[begin Input material]

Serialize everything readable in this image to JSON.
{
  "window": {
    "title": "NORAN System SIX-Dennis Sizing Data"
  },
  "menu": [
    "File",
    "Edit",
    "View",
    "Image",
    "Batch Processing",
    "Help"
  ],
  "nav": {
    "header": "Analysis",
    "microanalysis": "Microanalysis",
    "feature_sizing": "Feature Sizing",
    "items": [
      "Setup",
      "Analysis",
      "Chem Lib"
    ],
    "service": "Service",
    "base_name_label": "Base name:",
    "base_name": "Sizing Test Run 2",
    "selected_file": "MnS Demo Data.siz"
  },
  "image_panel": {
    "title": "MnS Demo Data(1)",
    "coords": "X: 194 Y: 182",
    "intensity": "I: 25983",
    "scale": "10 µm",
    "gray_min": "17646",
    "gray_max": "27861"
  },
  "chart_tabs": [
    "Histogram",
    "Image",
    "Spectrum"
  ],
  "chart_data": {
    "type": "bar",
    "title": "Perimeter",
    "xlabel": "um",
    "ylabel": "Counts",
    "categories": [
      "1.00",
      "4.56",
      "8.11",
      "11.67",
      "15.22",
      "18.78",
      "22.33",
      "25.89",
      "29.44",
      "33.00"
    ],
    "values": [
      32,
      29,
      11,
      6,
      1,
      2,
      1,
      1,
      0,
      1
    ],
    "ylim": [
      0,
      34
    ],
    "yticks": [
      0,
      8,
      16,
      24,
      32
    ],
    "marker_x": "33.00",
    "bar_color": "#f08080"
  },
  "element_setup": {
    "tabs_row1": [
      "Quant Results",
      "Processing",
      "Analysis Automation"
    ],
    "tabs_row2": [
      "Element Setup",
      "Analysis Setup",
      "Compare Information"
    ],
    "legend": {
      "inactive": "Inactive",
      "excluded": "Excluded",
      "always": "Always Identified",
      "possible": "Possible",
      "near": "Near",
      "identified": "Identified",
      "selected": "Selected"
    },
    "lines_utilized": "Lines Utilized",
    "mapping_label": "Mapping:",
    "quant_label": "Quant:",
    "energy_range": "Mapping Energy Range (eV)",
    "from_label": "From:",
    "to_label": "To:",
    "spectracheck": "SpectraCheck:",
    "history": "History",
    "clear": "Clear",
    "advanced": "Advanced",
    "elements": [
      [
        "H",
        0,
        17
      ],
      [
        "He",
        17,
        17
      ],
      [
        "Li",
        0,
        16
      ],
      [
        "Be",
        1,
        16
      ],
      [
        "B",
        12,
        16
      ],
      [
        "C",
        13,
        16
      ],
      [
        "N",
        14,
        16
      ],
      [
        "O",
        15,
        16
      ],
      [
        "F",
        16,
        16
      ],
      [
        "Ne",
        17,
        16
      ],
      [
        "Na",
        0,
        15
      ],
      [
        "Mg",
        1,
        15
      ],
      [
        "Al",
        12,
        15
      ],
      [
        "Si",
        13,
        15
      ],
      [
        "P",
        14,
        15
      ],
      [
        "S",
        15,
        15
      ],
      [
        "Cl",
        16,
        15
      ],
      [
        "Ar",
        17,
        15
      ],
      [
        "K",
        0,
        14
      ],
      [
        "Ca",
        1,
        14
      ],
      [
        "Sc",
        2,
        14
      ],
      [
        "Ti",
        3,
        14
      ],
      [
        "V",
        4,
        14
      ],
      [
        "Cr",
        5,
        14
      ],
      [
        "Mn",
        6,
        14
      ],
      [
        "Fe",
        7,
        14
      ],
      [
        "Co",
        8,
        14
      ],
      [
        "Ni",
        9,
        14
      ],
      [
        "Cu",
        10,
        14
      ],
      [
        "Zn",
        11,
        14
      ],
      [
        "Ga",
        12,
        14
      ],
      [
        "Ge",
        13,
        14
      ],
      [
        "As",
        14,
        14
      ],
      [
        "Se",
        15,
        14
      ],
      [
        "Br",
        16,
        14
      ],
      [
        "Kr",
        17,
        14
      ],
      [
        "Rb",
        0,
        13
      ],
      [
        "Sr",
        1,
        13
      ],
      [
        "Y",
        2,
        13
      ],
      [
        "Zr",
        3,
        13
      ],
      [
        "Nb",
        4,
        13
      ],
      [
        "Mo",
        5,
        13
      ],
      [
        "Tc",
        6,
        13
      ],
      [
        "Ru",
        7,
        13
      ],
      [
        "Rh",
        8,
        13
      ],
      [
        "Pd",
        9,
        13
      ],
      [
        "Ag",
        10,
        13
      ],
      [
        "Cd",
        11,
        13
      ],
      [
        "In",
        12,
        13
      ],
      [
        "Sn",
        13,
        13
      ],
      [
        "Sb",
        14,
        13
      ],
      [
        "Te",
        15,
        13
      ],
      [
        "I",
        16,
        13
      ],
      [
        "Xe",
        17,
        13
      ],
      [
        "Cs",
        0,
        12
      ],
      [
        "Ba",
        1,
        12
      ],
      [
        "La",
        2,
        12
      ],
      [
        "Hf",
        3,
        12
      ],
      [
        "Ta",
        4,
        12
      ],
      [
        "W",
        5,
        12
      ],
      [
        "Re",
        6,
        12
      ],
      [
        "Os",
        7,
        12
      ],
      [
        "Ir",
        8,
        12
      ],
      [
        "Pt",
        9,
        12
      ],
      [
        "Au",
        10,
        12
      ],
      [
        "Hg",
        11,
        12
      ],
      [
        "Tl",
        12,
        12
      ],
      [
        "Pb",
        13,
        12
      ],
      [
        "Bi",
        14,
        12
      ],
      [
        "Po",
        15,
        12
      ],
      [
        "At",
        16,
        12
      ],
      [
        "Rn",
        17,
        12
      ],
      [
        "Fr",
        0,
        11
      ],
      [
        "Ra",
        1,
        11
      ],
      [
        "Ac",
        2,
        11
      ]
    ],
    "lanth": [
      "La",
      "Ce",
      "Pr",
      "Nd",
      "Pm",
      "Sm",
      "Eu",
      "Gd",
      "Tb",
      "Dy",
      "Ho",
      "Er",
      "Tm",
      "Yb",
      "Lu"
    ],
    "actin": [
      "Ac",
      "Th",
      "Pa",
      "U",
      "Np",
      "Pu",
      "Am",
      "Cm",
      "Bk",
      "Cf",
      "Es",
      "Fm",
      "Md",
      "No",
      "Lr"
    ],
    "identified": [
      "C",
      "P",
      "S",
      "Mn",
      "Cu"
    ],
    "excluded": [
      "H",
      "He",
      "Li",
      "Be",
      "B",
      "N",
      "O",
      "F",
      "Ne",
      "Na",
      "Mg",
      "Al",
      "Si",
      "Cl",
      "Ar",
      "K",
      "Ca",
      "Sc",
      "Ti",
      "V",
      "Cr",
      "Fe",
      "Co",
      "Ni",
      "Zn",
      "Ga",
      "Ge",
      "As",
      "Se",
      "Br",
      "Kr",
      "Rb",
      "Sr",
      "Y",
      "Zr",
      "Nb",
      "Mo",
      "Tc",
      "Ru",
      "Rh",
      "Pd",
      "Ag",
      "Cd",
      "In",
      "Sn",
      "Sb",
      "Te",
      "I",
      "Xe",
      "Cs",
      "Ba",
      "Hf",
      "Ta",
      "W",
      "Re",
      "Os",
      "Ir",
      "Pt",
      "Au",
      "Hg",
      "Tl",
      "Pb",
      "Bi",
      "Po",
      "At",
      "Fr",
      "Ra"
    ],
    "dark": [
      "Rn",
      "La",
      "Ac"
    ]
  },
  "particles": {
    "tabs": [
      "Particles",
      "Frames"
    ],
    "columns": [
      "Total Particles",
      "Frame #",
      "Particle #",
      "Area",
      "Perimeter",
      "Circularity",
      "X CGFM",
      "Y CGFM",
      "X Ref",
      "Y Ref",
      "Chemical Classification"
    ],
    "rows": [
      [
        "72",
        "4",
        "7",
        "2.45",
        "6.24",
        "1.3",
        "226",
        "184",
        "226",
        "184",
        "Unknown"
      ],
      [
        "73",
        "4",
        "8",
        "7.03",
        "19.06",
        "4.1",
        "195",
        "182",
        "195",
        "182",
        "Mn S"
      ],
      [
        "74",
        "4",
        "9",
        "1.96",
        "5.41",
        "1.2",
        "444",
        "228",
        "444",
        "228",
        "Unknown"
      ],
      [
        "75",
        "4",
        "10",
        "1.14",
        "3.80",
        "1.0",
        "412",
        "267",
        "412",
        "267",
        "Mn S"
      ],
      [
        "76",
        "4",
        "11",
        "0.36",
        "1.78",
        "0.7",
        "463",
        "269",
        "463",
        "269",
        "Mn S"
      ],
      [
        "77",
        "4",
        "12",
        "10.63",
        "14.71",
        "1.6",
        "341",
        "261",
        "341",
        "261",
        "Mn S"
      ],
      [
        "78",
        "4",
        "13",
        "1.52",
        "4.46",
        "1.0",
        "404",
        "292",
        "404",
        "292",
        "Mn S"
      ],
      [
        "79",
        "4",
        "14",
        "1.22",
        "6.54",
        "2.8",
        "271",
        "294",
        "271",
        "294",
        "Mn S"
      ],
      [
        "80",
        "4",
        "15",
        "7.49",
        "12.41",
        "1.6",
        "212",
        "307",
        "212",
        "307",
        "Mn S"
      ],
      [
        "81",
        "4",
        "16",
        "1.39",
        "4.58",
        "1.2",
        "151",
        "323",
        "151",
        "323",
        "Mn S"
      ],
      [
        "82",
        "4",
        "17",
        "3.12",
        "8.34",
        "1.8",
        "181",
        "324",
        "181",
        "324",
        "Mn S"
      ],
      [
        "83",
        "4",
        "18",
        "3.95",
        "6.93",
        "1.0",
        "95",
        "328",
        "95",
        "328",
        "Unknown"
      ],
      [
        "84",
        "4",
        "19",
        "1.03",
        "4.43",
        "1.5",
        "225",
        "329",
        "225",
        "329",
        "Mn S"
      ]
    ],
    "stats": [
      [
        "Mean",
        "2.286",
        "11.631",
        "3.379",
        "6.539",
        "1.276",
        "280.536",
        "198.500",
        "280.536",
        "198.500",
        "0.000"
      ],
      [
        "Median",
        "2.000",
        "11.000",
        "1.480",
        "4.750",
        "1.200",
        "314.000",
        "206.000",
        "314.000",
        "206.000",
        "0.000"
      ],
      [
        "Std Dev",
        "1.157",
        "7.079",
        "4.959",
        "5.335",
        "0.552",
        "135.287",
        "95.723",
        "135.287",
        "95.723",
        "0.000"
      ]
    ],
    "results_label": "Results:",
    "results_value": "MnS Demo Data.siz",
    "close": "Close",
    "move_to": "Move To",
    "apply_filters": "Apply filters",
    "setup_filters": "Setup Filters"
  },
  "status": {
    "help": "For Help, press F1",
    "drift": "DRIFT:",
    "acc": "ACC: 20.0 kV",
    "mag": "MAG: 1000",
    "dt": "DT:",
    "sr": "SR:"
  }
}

[end Input material]

Copy out each line of the entries that holds "Demo".

    "selected_file": "MnS Demo Data.siz"
    "title": "MnS Demo Data(1)",
    "results_value": "MnS Demo Data.siz",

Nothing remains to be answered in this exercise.